**READING PASSAGE:**
# # # # #

Jim OSullivan gravatar image

Has anyone been able to get an HD (720p or higher) IP camera working with OpenCV consistently and reliably? If so, did you use the standard VideoCapture interface or something else?

Many OpenCV users such as here and here have reported similar problems with using OpenCV to receive video from network cameras. The typical problem involves getting a bunch of decode errors in the console as well as seeing the image corrupted as follows:

image description

Some have reported that appending '?tcp' to the camera URL fixes the problem at the cost of latency, but this fix works only sometimes.

To characterize the problem, I've run a simple OpenCV video display program under various operating systems and configurations and each of the configurations below gets decoding errors:

  • Windows, OCV 2.4.11, with WIN32 graphics, no TBB
  • Windows, OCV 2.4.11, without WIN32 graphics, with TBB
  • Windows, OCV 2.4.11, with WIN32 graphics, with TBB
  • Windows, OCV 3, with WIN32 graphics
  • Windows, OCV 3, without WIN32 graphics, with TBB
  • Ubuntu, OCV 2.4.11, with ffmpeg, TBB and graphics
  • Ubuntu, OCV 2.4.11, no ffmpeg "Couldn't open the video file."

# # # # #

**REQUIRED ACTIONS:**
- 1) Copy the OpenCV camera post word for word, starting at the words "Many OpenCV users" and stopping after the words "works only sometimes.".
- 2) Answer these questions about the OpenCV camera post:
(a) What do some people add to the camera URL to fix the problem?
(b) What resolution does the post give for an HD camera?
(c) What message appears on Ubuntu with OCV 2.4.11 and no ffmpeg?
- 3) Continue the OpenCV camera post from where it stops.
You won't need the listing that comes after this.

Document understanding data

# # # # #

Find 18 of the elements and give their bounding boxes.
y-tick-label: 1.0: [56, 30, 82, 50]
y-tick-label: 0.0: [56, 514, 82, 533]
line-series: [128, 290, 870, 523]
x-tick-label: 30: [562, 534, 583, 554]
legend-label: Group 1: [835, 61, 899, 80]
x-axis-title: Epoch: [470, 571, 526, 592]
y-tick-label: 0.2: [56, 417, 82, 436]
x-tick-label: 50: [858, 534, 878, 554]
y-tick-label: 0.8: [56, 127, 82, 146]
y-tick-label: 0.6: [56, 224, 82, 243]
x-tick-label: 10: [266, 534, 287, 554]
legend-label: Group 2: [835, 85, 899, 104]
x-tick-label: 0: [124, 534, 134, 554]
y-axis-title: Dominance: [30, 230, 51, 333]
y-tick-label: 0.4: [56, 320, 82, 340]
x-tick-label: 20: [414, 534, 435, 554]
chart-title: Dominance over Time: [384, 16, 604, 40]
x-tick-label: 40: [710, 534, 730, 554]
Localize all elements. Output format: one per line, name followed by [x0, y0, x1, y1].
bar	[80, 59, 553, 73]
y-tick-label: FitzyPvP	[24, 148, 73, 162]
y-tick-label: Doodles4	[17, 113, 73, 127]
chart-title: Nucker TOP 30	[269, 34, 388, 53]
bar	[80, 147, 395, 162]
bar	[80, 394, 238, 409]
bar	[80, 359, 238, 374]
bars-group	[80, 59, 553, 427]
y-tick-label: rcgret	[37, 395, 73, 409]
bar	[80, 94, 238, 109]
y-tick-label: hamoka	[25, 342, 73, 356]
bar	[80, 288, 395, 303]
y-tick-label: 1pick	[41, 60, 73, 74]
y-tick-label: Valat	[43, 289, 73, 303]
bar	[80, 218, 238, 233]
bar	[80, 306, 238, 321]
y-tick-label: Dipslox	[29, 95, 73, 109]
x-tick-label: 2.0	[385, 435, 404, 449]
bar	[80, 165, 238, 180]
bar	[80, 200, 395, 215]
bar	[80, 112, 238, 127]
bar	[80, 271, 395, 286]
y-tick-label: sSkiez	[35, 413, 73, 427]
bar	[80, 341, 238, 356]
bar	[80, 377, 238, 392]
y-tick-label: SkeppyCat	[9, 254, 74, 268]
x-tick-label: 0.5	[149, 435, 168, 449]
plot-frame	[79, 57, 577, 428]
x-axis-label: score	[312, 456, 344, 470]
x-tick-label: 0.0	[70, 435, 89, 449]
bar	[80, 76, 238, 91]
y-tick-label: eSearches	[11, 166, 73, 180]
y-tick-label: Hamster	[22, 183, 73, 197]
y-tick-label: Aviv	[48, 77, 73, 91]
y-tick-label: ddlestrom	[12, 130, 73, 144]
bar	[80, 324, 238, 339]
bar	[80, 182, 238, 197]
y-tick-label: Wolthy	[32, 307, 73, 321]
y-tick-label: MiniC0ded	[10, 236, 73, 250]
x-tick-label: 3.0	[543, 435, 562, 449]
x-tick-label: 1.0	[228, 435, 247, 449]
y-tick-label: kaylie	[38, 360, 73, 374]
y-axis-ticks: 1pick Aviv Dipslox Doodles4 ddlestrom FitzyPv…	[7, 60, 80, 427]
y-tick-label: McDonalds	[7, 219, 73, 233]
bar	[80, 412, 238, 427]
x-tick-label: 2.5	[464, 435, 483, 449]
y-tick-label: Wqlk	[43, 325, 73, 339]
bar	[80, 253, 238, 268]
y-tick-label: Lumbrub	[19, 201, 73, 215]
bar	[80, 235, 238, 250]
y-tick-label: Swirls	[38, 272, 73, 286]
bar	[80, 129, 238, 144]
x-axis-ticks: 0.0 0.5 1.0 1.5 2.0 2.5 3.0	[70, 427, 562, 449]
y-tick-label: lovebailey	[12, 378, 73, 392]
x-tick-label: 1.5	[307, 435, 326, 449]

# # # # #

**ANSWER SET:**
- 1)
Many OpenCV users such as here and here have reported similar problems with using OpenCV to receive video from network cameras. The typical problem involves getting a bunch of decode errors in the console as well as seeing the image corrupted as follows:

image description

Some have reported that appending '?tcp' to the camera URL fixes the problem at the cost of latency, but this fix works only sometimes.

- 2)
(a) '?tcp'
(b) 720p or higher
(c) "Couldn't open the video file."

- 3)
  • RPi Raspbian, OCV 2.4.11, with TBB and graphics

For testing, I'm using a Hikvision DS-2CD2032-i 1080p color H.264 IP camera. As a control case, I used the ffplay utility of FFMPEG to play the RTSP video stream from this camera for a day and a night with no errors.

I also tested OpenCV 2.4.11 and 3.0.0 beta under Windows 7SP1 x64, and OpenCV 2.4.11 under Ubuntu and Raspbian, with and without TBB.

Every configuration using OpenCV experienced decode errors, though under Linux the errors were less frequent. If I first record the video stream from the camera to a disk file then play the video file from disk, there are no errors.

The errors seem to occur when compressed video is streamed from a camera over the network and played back via OpenCV. Also, the frequency of decode errors seems proportional to the video bit rate. Also, the errors occur even when only 3% of a quad-core 4 GHz CPU is being used for decoding/display, so it doesn't seem to be a CPU bandwidth issue. My guess is that the problem is in the interface between FFMPEG and OpenCV.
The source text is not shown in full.